KUTIPAN DOKUMEN:
((

Malam Takbiran 2026 Tanggal Berapa

Prediksi Malam Takbiran 2026

Malam takbiran 2026 tanggal berapa menjadi acuan bagi masyarakat untuk menentukan waktu perayaan Idul Fitri 1447 Hijriah di Indonesia. Berdasarkan kalender astronomi, momen ini diprediksi jatuh pada Kamis malam, 19 Maret 2026, atau Jumat malam, 20 Maret 2026, tergantung pada metode penetapan hilal yang digunakan.

Perbedaan estimasi ini disebabkan oleh penggunaan metode Hisab Hakiki Wujudul Hilal oleh Muhammadiyah dan metode Rukyatul Hilal oleh Pemerintah serta Nahdlatul Ulama (NU). Penetapan resmi secara nasional tetap merujuk pada hasil Sidang Isbat yang diselenggarakan oleh Kementerian Agama untuk memastikan posisi hilal memenuhi kriteria MABIMS.

Simak rincian mengenai rujukan tanggal malam takbiran dan estimasi waktu pelaksanaan hari raya sesuai dengan klasifikasi organisasi dan otoritas terkait.

Perbedaan Rujukan Penetapan Malam Takbiran 2026

Penetapan awal bulan Syawal di Indonesia didasarkan pada dua rujukan utama yang memiliki landasan perhitungan berbeda. Hal ini secara otomatis mempengaruhi penentuan kapan kumandang takbir mulai dilaksanakan di masjid dan mushafah.

  • Versi Muhammadiyah: Menggunakan metode Hisab Hakiki Wujudul Hilal yang menetapkan 1 Syawal 1447 H jatuh pada Jumat, 20 Maret 2026. Dengan rujukan ini, malam takbiran dilaksanakan pada Kamis malam, 19 Maret 2026.
  • Versi Pemerintah dan NU: Merujuk pada kriteria MABIMS dengan tinggi hilal minimal 3 derajat dan elongasi 6,4 derajat. Berdasarkan Kalender Hijriah Indonesia, Lebaran diperkirakan jatuh pada Sabtu, 21 Maret 2026, sehingga malam takbiran diprediksi berlangsung pada Jumat malam, 20 Maret 2026.

))

YANG PERLU DIHASILKAN: Tuliskan lanjutan teks tentang malam takbiran 2026, dimulai setelah kalimat terakhir yang ditampilkan. Daftar berikut tidak berkaitan dengan teks tentang malam takbiran 2026.

DAFTAR TERLAMPIR:

((

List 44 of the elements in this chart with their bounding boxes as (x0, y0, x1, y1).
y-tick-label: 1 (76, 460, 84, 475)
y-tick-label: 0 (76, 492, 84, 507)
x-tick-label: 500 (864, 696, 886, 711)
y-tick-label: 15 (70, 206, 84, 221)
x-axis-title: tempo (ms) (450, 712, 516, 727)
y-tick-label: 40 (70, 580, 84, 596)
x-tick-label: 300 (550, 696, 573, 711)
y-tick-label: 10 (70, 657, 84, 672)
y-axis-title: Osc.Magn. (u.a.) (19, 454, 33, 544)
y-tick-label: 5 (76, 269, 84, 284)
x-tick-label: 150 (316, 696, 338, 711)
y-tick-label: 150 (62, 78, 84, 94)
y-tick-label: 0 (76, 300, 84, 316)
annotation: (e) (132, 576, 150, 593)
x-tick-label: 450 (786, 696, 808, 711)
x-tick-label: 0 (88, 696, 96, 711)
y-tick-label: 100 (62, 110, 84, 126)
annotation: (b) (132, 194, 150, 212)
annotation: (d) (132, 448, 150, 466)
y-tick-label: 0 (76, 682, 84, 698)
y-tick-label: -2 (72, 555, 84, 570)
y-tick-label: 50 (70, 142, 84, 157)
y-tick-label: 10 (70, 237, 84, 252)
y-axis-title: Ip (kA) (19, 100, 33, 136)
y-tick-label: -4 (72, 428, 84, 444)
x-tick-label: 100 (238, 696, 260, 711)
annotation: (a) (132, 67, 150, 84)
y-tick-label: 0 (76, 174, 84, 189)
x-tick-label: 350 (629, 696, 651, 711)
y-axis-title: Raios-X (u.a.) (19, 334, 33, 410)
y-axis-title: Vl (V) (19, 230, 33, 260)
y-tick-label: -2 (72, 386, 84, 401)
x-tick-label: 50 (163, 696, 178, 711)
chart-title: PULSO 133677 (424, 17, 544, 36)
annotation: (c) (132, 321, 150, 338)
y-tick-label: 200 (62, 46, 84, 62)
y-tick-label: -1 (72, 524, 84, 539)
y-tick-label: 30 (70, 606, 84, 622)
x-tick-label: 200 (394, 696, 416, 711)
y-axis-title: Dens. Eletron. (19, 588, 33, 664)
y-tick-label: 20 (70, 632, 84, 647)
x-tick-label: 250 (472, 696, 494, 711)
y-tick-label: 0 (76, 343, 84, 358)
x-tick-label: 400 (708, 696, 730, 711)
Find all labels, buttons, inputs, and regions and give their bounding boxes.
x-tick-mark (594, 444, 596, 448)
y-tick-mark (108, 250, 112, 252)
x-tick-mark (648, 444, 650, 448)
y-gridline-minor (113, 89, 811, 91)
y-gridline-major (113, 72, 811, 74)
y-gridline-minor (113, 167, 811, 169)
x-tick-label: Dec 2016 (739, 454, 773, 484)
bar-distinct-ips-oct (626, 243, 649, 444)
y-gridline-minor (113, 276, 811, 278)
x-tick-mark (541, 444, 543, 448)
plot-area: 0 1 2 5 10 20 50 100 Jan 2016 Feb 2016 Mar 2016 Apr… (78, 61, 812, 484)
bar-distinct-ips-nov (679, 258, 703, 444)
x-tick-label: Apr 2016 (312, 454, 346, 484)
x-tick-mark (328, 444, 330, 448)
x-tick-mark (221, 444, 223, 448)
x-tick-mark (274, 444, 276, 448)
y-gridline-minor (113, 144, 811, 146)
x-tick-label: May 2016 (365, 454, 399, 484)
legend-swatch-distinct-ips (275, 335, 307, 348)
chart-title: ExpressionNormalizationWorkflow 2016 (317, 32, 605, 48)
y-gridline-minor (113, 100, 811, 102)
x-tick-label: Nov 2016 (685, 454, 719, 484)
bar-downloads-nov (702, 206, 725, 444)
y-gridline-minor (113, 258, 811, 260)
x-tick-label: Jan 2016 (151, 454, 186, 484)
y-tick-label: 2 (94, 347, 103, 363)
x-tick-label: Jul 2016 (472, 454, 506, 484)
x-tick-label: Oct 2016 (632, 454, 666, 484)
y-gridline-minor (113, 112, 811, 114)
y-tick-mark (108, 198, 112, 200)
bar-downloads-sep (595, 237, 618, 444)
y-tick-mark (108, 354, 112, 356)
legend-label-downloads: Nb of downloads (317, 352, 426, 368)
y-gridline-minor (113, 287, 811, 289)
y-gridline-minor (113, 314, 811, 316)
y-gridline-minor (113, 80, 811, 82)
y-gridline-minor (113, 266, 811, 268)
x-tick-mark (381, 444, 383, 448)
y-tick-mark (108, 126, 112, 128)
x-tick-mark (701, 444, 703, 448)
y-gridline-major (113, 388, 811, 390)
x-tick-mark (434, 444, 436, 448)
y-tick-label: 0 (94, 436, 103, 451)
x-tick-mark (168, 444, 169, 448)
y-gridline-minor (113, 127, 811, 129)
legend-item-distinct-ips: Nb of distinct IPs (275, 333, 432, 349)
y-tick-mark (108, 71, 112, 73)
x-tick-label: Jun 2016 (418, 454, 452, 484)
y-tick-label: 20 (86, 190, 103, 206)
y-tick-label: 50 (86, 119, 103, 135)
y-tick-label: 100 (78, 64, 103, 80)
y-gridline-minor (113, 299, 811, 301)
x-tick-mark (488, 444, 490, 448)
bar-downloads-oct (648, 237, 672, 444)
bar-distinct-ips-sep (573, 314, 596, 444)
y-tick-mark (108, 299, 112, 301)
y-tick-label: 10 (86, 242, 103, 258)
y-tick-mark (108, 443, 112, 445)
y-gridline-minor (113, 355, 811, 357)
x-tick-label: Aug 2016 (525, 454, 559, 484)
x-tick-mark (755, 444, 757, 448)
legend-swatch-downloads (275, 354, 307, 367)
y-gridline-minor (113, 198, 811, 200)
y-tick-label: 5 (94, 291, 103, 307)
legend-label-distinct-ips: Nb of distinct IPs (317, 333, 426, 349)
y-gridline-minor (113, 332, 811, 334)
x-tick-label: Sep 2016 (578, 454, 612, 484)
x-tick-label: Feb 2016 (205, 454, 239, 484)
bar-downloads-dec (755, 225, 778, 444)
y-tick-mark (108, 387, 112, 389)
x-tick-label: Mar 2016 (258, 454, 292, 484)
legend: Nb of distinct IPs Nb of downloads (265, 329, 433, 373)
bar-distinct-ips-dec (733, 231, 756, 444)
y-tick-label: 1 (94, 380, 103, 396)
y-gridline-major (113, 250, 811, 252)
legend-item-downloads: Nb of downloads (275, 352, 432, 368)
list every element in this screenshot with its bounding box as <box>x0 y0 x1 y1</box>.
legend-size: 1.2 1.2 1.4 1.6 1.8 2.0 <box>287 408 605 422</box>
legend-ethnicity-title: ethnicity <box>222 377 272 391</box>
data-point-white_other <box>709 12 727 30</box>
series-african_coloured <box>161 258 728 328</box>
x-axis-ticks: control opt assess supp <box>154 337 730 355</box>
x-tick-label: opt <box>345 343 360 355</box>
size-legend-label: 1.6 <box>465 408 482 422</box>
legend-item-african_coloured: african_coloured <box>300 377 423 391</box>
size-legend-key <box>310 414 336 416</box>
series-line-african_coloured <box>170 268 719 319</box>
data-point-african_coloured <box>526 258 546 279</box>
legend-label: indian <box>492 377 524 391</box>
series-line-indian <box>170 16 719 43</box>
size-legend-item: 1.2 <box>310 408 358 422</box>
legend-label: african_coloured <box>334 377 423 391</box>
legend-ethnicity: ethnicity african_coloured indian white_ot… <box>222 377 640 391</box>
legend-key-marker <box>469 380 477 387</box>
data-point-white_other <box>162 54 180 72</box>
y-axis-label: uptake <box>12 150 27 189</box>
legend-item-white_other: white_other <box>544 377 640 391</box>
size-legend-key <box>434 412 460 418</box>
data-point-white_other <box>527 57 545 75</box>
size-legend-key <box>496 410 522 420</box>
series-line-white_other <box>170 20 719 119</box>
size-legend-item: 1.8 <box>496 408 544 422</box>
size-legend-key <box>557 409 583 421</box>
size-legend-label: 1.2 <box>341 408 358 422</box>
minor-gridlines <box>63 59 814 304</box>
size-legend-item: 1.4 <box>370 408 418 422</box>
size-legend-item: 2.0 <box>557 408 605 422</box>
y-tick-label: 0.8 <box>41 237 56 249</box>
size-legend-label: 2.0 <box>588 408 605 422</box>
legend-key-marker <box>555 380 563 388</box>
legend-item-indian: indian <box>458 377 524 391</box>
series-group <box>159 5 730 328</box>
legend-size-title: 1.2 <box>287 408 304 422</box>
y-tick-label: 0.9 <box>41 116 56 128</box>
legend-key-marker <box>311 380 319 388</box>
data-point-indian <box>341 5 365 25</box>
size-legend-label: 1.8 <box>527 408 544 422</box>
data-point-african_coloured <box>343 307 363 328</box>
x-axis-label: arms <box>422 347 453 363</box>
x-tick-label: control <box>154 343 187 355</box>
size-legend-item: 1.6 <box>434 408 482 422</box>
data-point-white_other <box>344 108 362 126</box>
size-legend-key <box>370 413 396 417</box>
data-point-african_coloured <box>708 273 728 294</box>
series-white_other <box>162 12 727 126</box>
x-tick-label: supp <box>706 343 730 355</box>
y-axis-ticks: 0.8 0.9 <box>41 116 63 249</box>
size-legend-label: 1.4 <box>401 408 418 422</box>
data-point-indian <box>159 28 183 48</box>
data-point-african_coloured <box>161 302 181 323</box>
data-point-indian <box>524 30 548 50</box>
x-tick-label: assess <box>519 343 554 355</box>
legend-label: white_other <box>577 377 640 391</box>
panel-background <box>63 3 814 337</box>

))

JAWABAN TERTULIS:
  • Sidang Isbat Kemenag: Otoritas pemerintah menjadwalkan pemantauan hilal pada Kamis, 19 Maret 2026, untuk menentukan kepastian tanggal secara hukum negara.

Keputusan akhir mengenai pelaksanaan takbiran secara serentak atau terpisah bergantung pada keterlihatan bulan sabit pada saat pemantauan fisik di lapangan. Selisih satu hari dalam penetapan merupakan hal yang lazim terjadi dalam sistem penanggalan Hijriah di Indonesia.

Estimasi Waktu Malam Takbiran Berdasarkan Metode Penetapan

Penentuan waktu takbiran memerlukan langkah verifikasi data perhitungan yang disesuaikan dengan pengamatan posisi benda langit secara akurat.

1. Pelaksanaan Takbiran Versi Hisab Muhammadiyah

Pimpinan Pusat Muhammadiyah menetapkan awal Syawal lebih awal melalui perhitungan matematis yang presisi. Warga Muhammadiyah akan mengumandangkan takbir segera setelah waktu Maghrib tiba pada hari Kamis, 19 Maret 2026, yang menandai berakhirnya bulan Ramadan.

2. Pelaksanaan Takbiran Versi Estimasi Pemerintah dan NU

Kementerian Agama dan Nahdlatul Ulama umumnya memiliki hasil yang selaras karena menggunakan standar visibilitas hilal yang sama. Jika hilal tidak memenuhi kriteria pada Kamis sore, maka bulan Ramadan digenapkan menjadi 30 hari (istikmal) dan malam takbiran dilaksanakan pada Jumat malam, 20 Maret 2026.

3. Sinkronisasi Data Melalui Sidang Isbat

Hasil pemantauan dari ratusan titik rukyat di seluruh provinsi akan dilaporkan dalam sidang tertutup yang dipimpin oleh Menteri Agama. Pengumuman resmi hasil sidang ini menjadi dasar bagi masyarakat umum dalam menentukan pelaksanaan takbiran dan salat Idul Fitri secara kolektif.

Malam takbiran 2026 tanggal berapa memiliki dua kemungkinan jadwal, yakni 19 Maret atau 20 Maret 2026, sesuai dengan metode penetapan masing-masing organisasi keagamaan.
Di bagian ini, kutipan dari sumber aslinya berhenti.